### Written request
Lines holding the string "Supply" are the ones to copy from this listing.

### Input records
——
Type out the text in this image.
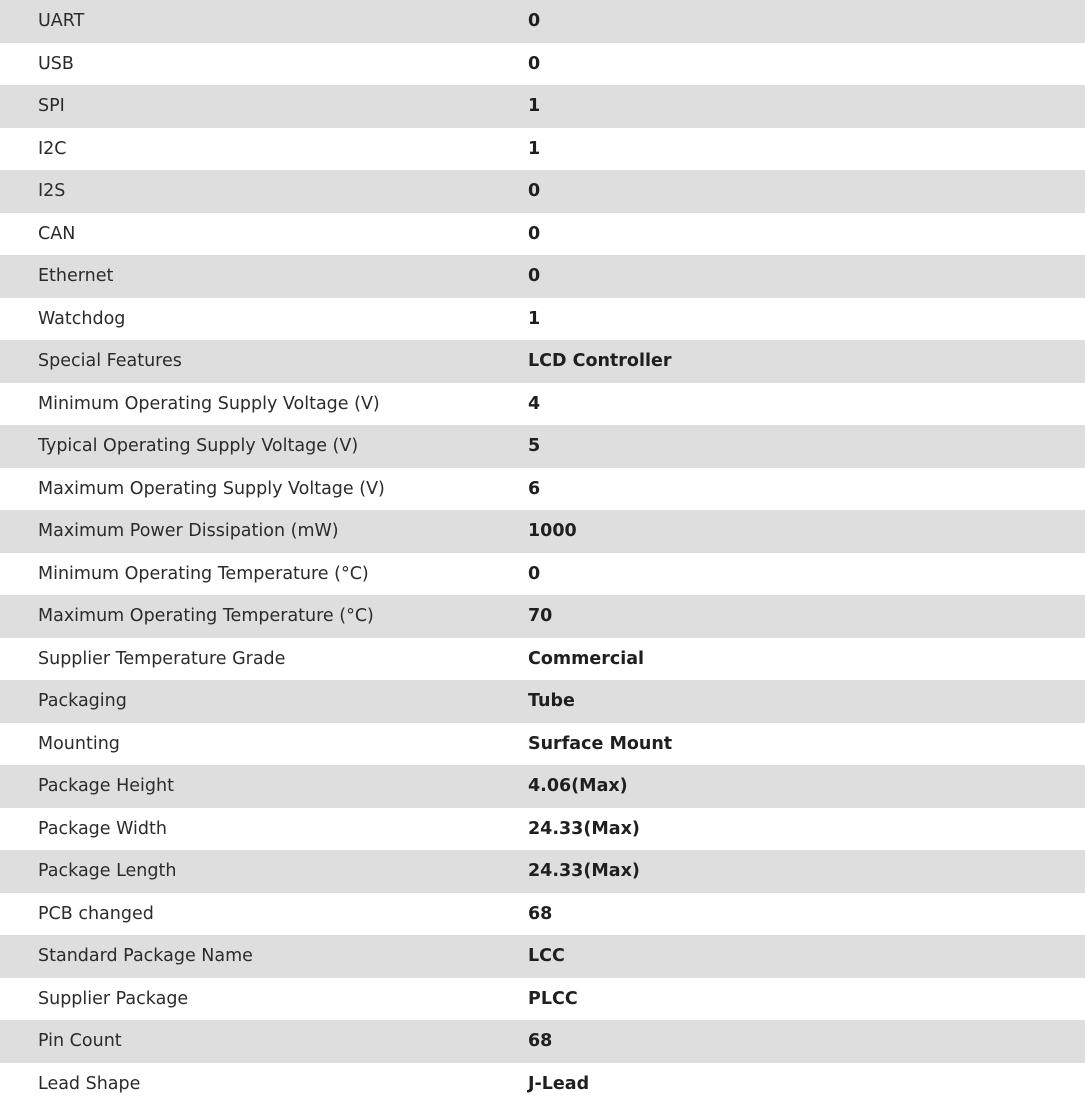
UART	0
USB	0
SPI	1
I2C	1
I2S	0
CAN	0
Ethernet	0
Watchdog	1
Special Features	LCD Controller
Minimum Operating Supply Voltage (V)	4
Typical Operating Supply Voltage (V)	5
Maximum Operating Supply Voltage (V)	6
Maximum Power Dissipation (mW)	1000
Minimum Operating Temperature (°C)	0
Maximum Operating Temperature (°C)	70
Supplier Temperature Grade	Commercial
Packaging	Tube
Mounting	Surface Mount
Package Height	4.06(Max)
Package Width	24.33(Max)
Package Length	24.33(Max)
PCB changed	68
Standard Package Name	LCC
Supplier Package	PLCC
Pin Count	68
Lead Shape	J-Lead
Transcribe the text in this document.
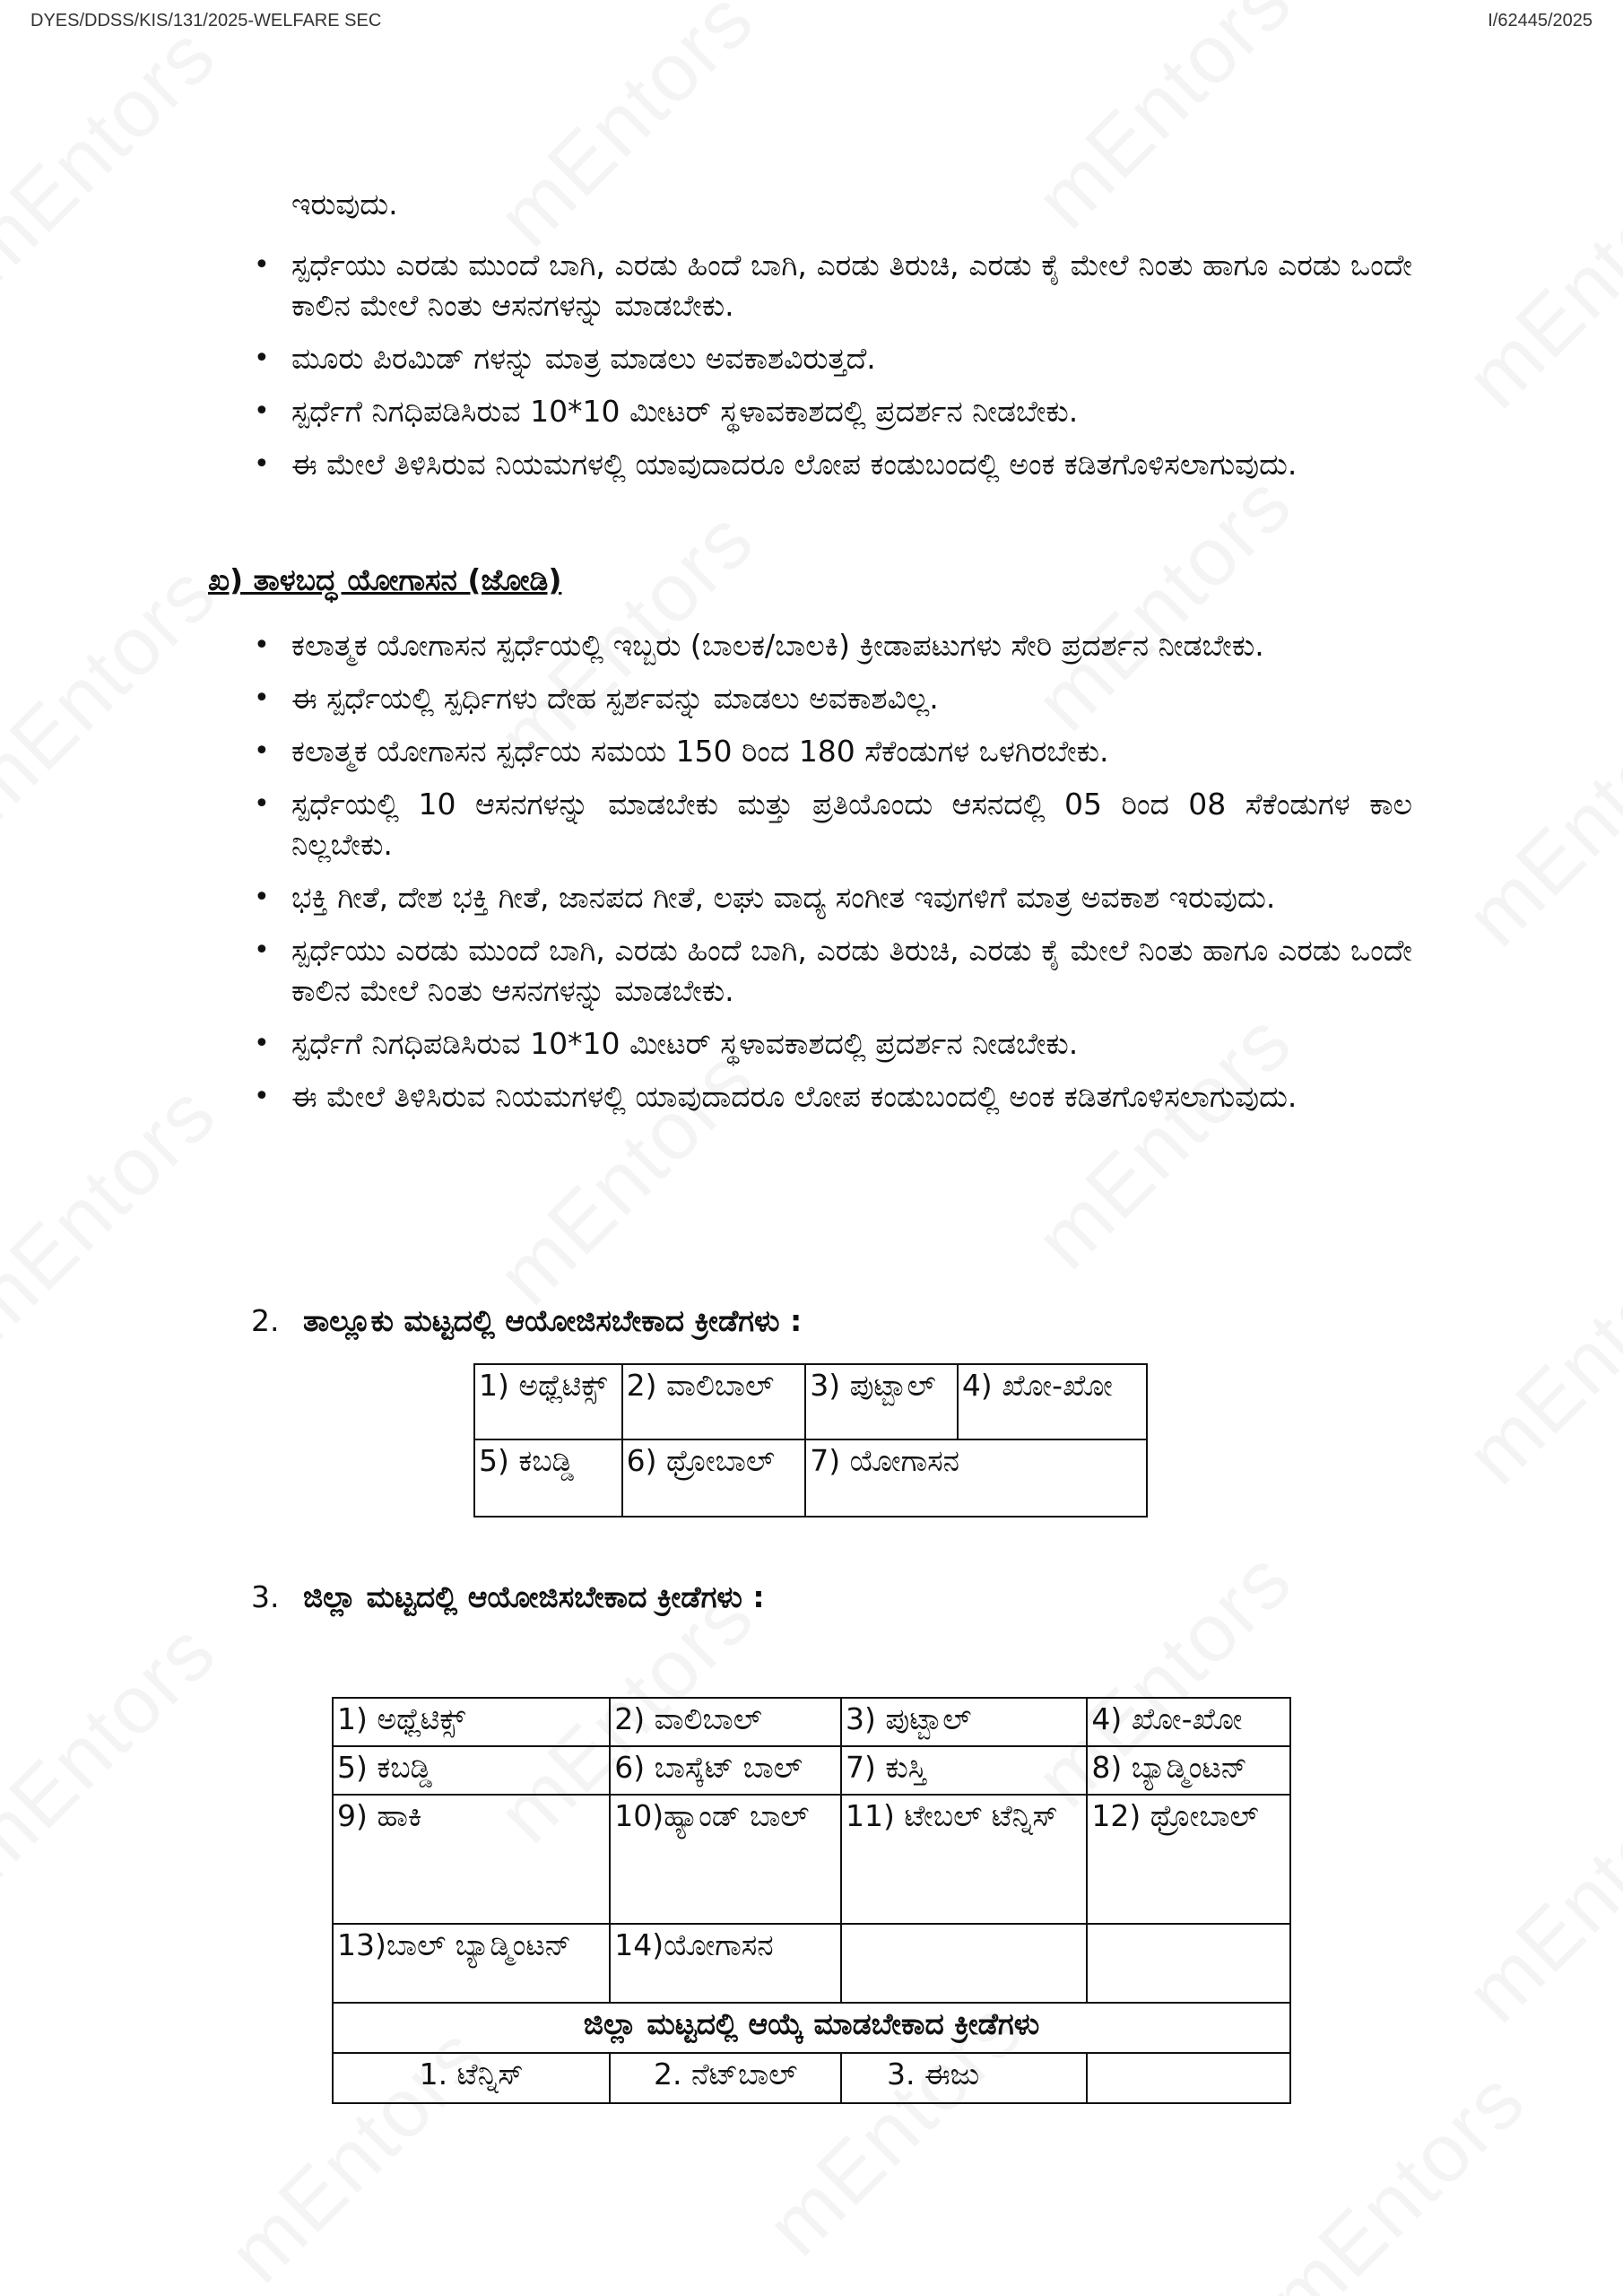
DYES/DDSS/KIS/131/2025-WELFARE SEC	I/62445/2025
ಇರುವುದು.
• ಸ್ಪರ್ಧೆಯು ಎರಡು ಮುಂದೆ ಬಾಗಿ, ಎರಡು ಹಿಂದೆ ಬಾಗಿ, ಎರಡು ತಿರುಚಿ, ಎರಡು ಕೈ ಮೇಲೆ ನಿಂತು ಹಾಗೂ ಎರಡು ಒಂದೇ ಕಾಲಿನ ಮೇಲೆ ನಿಂತು ಆಸನಗಳನ್ನು ಮಾಡಬೇಕು.
• ಮೂರು ಪಿರಮಿಡ್ ಗಳನ್ನು ಮಾತ್ರ ಮಾಡಲು ಅವಕಾಶವಿರುತ್ತದೆ.
• ಸ್ಪರ್ಧೆಗೆ ನಿಗಧಿಪಡಿಸಿರುವ 10*10 ಮೀಟರ್ ಸ್ಥಳಾವಕಾಶದಲ್ಲಿ ಪ್ರದರ್ಶನ ನೀಡಬೇಕು.
• ಈ ಮೇಲೆ ತಿಳಿಸಿರುವ ನಿಯಮಗಳಲ್ಲಿ ಯಾವುದಾದರೂ ಲೋಪ ಕಂಡುಬಂದಲ್ಲಿ ಅಂಕ ಕಡಿತಗೊಳಿಸಲಾಗುವುದು.
ಖ) ತಾಳಬದ್ಧ ಯೋಗಾಸನ (ಜೋಡಿ)
• ಕಲಾತ್ಮಕ ಯೋಗಾಸನ ಸ್ಪರ್ಧೆಯಲ್ಲಿ ಇಬ್ಬರು (ಬಾಲಕ/ಬಾಲಕಿ) ಕ್ರೀಡಾಪಟುಗಳು ಸೇರಿ ಪ್ರದರ್ಶನ ನೀಡಬೇಕು.
• ಈ ಸ್ಪರ್ಧೆಯಲ್ಲಿ ಸ್ಪರ್ಧಿಗಳು ದೇಹ ಸ್ಪರ್ಶವನ್ನು ಮಾಡಲು ಅವಕಾಶವಿಲ್ಲ.
• ಕಲಾತ್ಮಕ ಯೋಗಾಸನ ಸ್ಪರ್ಧೆಯ ಸಮಯ 150 ರಿಂದ 180 ಸೆಕೆಂಡುಗಳ ಒಳಗಿರಬೇಕು.
• ಸ್ಪರ್ಧೆಯಲ್ಲಿ 10 ಆಸನಗಳನ್ನು ಮಾಡಬೇಕು ಮತ್ತು ಪ್ರತಿಯೊಂದು ಆಸನದಲ್ಲಿ 05 ರಿಂದ 08 ಸೆಕೆಂಡುಗಳ ಕಾಲ ನಿಲ್ಲಬೇಕು.
• ಭಕ್ತಿ ಗೀತೆ, ದೇಶ ಭಕ್ತಿ ಗೀತೆ, ಜಾನಪದ ಗೀತೆ, ಲಘು ವಾದ್ಯ ಸಂಗೀತ ಇವುಗಳಿಗೆ ಮಾತ್ರ ಅವಕಾಶ ಇರುವುದು.
• ಸ್ಪರ್ಧೆಯು ಎರಡು ಮುಂದೆ ಬಾಗಿ, ಎರಡು ಹಿಂದೆ ಬಾಗಿ, ಎರಡು ತಿರುಚಿ, ಎರಡು ಕೈ ಮೇಲೆ ನಿಂತು ಹಾಗೂ ಎರಡು ಒಂದೇ ಕಾಲಿನ ಮೇಲೆ ನಿಂತು ಆಸನಗಳನ್ನು ಮಾಡಬೇಕು.
• ಸ್ಪರ್ಧೆಗೆ ನಿಗಧಿಪಡಿಸಿರುವ 10*10 ಮೀಟರ್ ಸ್ಥಳಾವಕಾಶದಲ್ಲಿ ಪ್ರದರ್ಶನ ನೀಡಬೇಕು.
• ಈ ಮೇಲೆ ತಿಳಿಸಿರುವ ನಿಯಮಗಳಲ್ಲಿ ಯಾವುದಾದರೂ ಲೋಪ ಕಂಡುಬಂದಲ್ಲಿ ಅಂಕ ಕಡಿತಗೊಳಿಸಲಾಗುವುದು.
2. ತಾಲ್ಲೂಕು ಮಟ್ಟದಲ್ಲಿ ಆಯೋಜಿಸಬೇಕಾದ ಕ್ರೀಡೆಗಳು :
1) ಅಥ್ಲೆಟಿಕ್ಸ್	2) ವಾಲಿಬಾಲ್	3) ಪುಟ್ಬಾಲ್	4) ಖೋ-ಖೋ
5) ಕಬಡ್ಡಿ	6) ಥ್ರೋಬಾಲ್	7) ಯೋಗಾಸನ	
3. ಜಿಲ್ಲಾ ಮಟ್ಟದಲ್ಲಿ ಆಯೋಜಿಸಬೇಕಾದ ಕ್ರೀಡೆಗಳು :
1) ಅಥ್ಲೆಟಿಕ್ಸ್	2) ವಾಲಿಬಾಲ್	3) ಪುಟ್ಬಾಲ್	4) ಖೋ-ಖೋ
5) ಕಬಡ್ಡಿ	6) ಬಾಸ್ಕೆಟ್ ಬಾಲ್	7) ಕುಸ್ತಿ	8) ಬ್ಯಾಡ್ಮಿಂಟನ್
9) ಹಾಕಿ	10)ಹ್ಯಾಂಡ್ ಬಾಲ್	11) ಟೇಬಲ್ ಟೆನ್ನಿಸ್	12) ಥ್ರೋಬಾಲ್
13)ಬಾಲ್ ಬ್ಯಾಡ್ಮಿಂಟನ್	14)ಯೋಗಾಸನ		
ಜಿಲ್ಲಾ ಮಟ್ಟದಲ್ಲಿ ಆಯ್ಕೆ ಮಾಡಬೇಕಾದ ಕ್ರೀಡೆಗಳು			
1. ಟೆನ್ನಿಸ್	2. ನೆಟ್‌ಬಾಲ್	3. ಈಜು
——
### Output for this task
Minimum Operating Supply Voltage (V)	4
Typical Operating Supply Voltage (V)	5
Maximum Operating Supply Voltage (V)	6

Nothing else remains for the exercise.